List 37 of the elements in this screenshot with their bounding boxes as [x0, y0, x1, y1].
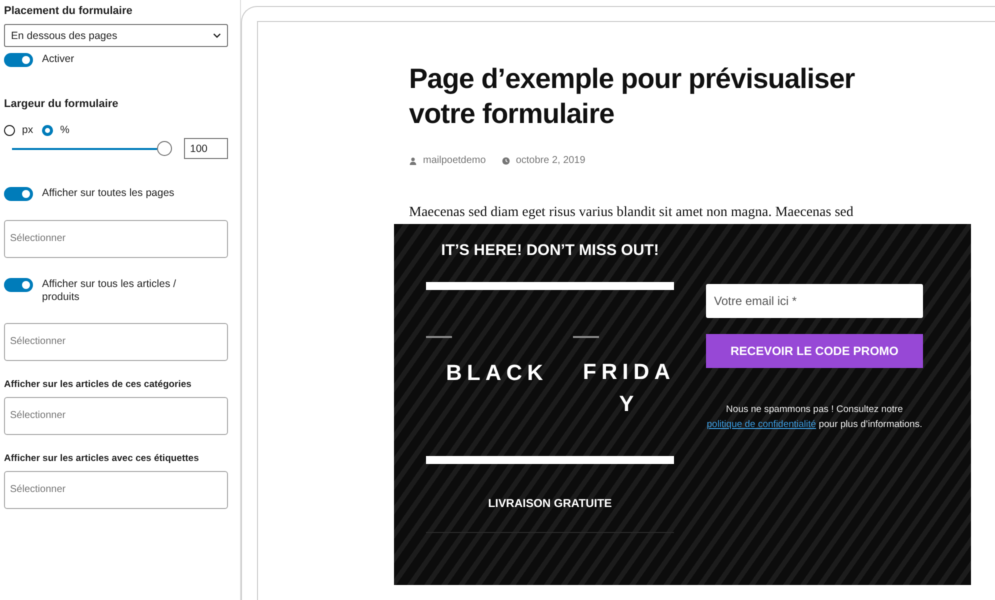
- radio-button[interactable]: [42, 124, 54, 136]
- token-field[interactable]: Sélectionner: [4, 323, 228, 361]
- first-word: BLACK: [446, 360, 548, 386]
- chevron-down-icon: [213, 33, 221, 38]
- width-input[interactable]: 100: [184, 138, 228, 159]
- token-field[interactable]: Sélectionner: [4, 471, 228, 509]
- section-heading: Largeur du formulaire: [4, 98, 120, 110]
- popup-heading: IT’S HERE! DON’T MISS OUT!: [440, 242, 660, 260]
- author-name[interactable]: mailpoetdemo: [423, 155, 486, 166]
- email-field[interactable]: Votre email ici *: [706, 284, 923, 318]
- radio-label: px: [22, 124, 34, 136]
- privacy-link[interactable]: politique de confidentialité: [706, 419, 816, 430]
- page-title: Page d’exemple pour prévisualiser votre formulaire: [409, 62, 856, 131]
- field-label: Afficher sur les articles avec ces étiquettes: [4, 453, 200, 464]
- toggle-switch[interactable]: [4, 187, 33, 201]
- toggle-switch[interactable]: [4, 53, 33, 67]
- post-date[interactable]: octobre 2, 2019: [516, 155, 586, 166]
- token-field[interactable]: Sélectionner: [4, 397, 228, 435]
- toggle-label: Afficher sur toutes les pages: [42, 187, 174, 200]
- clock-icon: [502, 156, 510, 164]
- field-label: Afficher sur les articles de ces catégories: [4, 379, 192, 390]
- radio-button[interactable]: [4, 124, 15, 136]
- privacy-note: Nous ne spammons pas ! Consultez notre politique de confidentialité pour plus d’informations.: [706, 403, 923, 432]
- promo-code-button[interactable]: RECEVOIR LE CODE PROMO: [706, 334, 923, 368]
- token-field[interactable]: Sélectionner: [4, 220, 228, 258]
- toggle-label: Afficher sur tous les articles / produits: [42, 278, 178, 304]
- toggle-label: Activer: [42, 53, 74, 66]
- person-icon: [409, 156, 417, 164]
- radio-label: %: [60, 124, 70, 136]
- free-shipping-text: LIVRAISON GRATUITE: [487, 498, 613, 510]
- body-paragraph: Maecenas sed diam eget risus varius blandit sit amet non magna. Maecenas sed: [409, 205, 854, 221]
- select-value: En dessous des pages: [11, 30, 118, 42]
- toggle-switch[interactable]: [4, 278, 33, 292]
- second-word: FRIDAY: [582, 358, 676, 418]
- slider-thumb[interactable]: [157, 140, 172, 156]
- placement-select[interactable]: En dessous des pages: [4, 24, 228, 47]
- section-heading: Placement du formulaire: [4, 5, 134, 17]
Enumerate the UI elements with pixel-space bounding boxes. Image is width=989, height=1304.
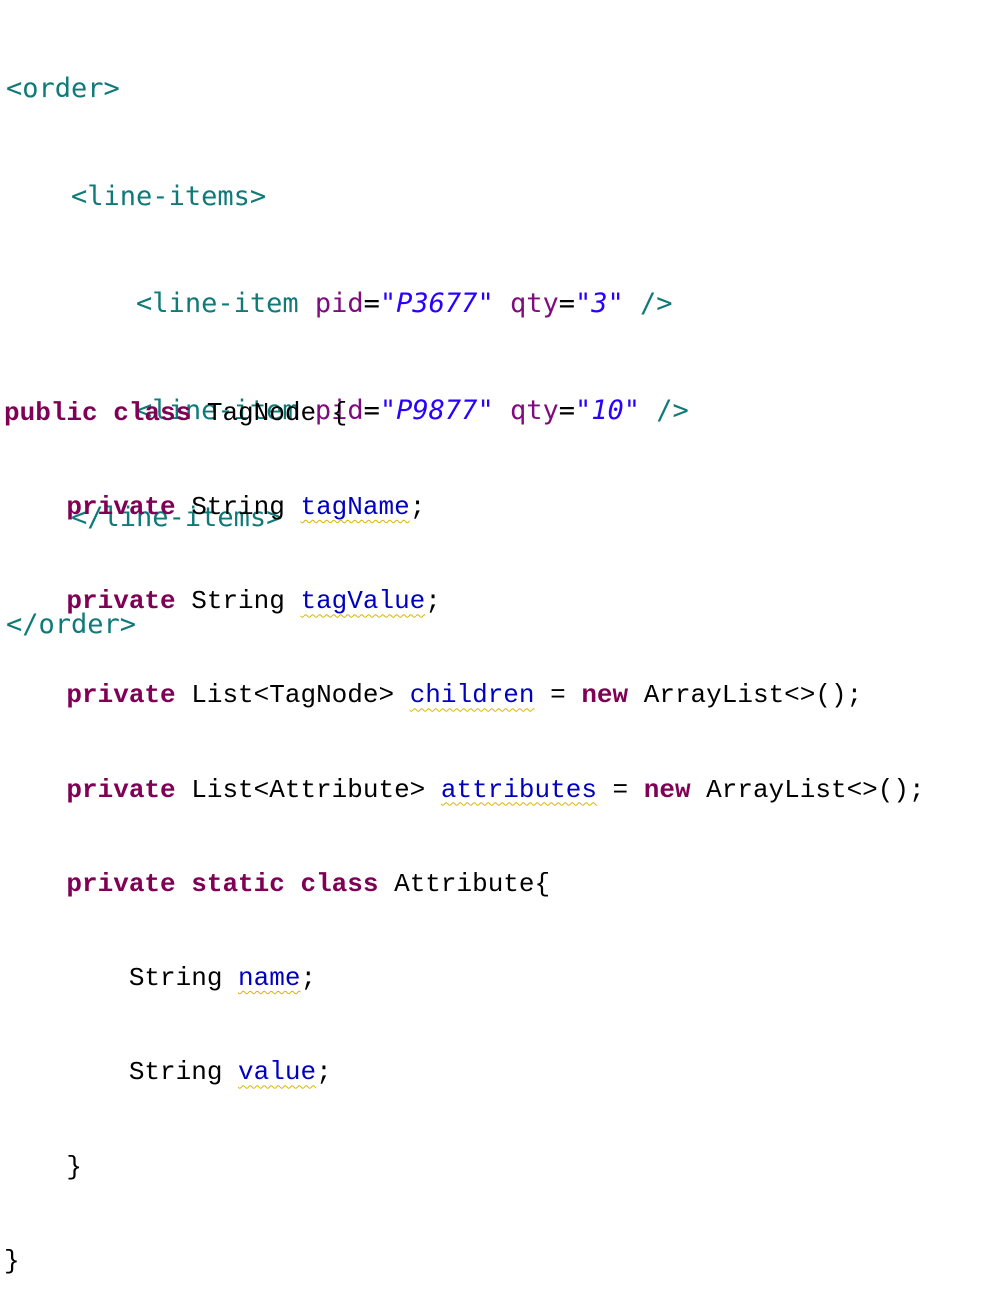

**What needs to be done**
Convert every line of all the records above into a Markdown table with the columns "Row" and "Line", numbering each row and leaving out blank lines and the pictures.

**Expected answer**
| Row | Line |
|---|---|
| 1 | List 37 of the elements in this screenshot with their bounding boxes as [x0, y0, x1, y1]. |
| 2 | - radio-button[interactable]: [42, 124, 54, 136] |
| 3 | - token-field[interactable]: Sélectionner: [4, 323, 228, 361] |
| 4 | - first-word: BLACK: [446, 360, 548, 386] |
| 5 | - chevron-down-icon: [213, 33, 221, 38] |
| 6 | - width-input[interactable]: 100: [184, 138, 228, 159] |
| 7 | - token-field[interactable]: Sélectionner: [4, 471, 228, 509] |
| 8 | - section-heading: Largeur du formulaire: [4, 98, 120, 110] |
| 9 | - popup-heading: IT’S HERE! DON’T MISS OUT!: [440, 242, 660, 260] |
| 10 | - author-name[interactable]: mailpoetdemo: [423, 155, 486, 166] |
| 11 | - email-field[interactable]: Votre email ici *: [706, 284, 923, 318] |
| 12 | - radio-label: px: [22, 124, 34, 136] |
| 13 | - privacy-link[interactable]: politique de confidentialité: [706, 419, 816, 430] |
| 14 | - page-title: Page d’exemple pour prévisualiser votre formulaire: [409, 62, 856, 131] |
| 15 | - field-label: Afficher sur les articles avec ces étiquettes: [4, 453, 200, 464] |
| 16 | - toggle-switch[interactable]: [4, 187, 33, 201] |
| 17 | - toggle-switch[interactable]: [4, 53, 33, 67] |
| 18 | - post-date[interactable]: octobre 2, 2019: [516, 155, 586, 166] |
| 19 | - token-field[interactable]: Sélectionner: [4, 397, 228, 435] |
| 20 | - toggle-label: Afficher sur toutes les pages: [42, 187, 174, 200] |
| 21 | - clock-icon: [502, 156, 510, 164] |
| 22 | - field-label: Afficher sur les articles de ces catégories: [4, 379, 192, 390] |
| 23 | - radio-button[interactable]: [4, 124, 15, 136] |
| 24 | - privacy-note: Nous ne spammons pas ! Consultez notre politique de confidentialité pour plus d’informations.: [706, 403, 923, 432] |
| 25 | - promo-code-button[interactable]: RECEVOIR LE CODE PROMO: [706, 334, 923, 368] |
| 26 | - token-field[interactable]: Sélectionner: [4, 220, 228, 258] |
| 27 | - toggle-label: Afficher sur tous les articles / produits: [42, 278, 178, 304] |
| 28 | - toggle-label: Activer: [42, 53, 74, 66] |
| 29 | - person-icon: [409, 156, 417, 164] |
| 30 | - radio-label: %: [60, 124, 70, 136] |
| 31 | - free-shipping-text: LIVRAISON GRATUITE: [487, 498, 613, 510] |
| 32 | - body-paragraph: Maecenas sed diam eget risus varius blandit sit amet non magna. Maecenas sed: [409, 205, 854, 221] |
| 33 | - select-value: En dessous des pages: [11, 30, 118, 42] |
| 34 | - toggle-switch[interactable]: [4, 278, 33, 292] |
| 35 | - second-word: FRIDAY: [582, 358, 676, 418] |
| 36 | - slider-thumb[interactable]: [157, 140, 172, 156] |
| 37 | - placement-select[interactable]: En dessous des pages: [4, 24, 228, 47] |
| 38 | - section-heading: Placement du formulaire: [4, 5, 134, 17] |
| 39 | Enumerate the UI elements with pixel-space bounding boxes. Image is width=989, height=1304. |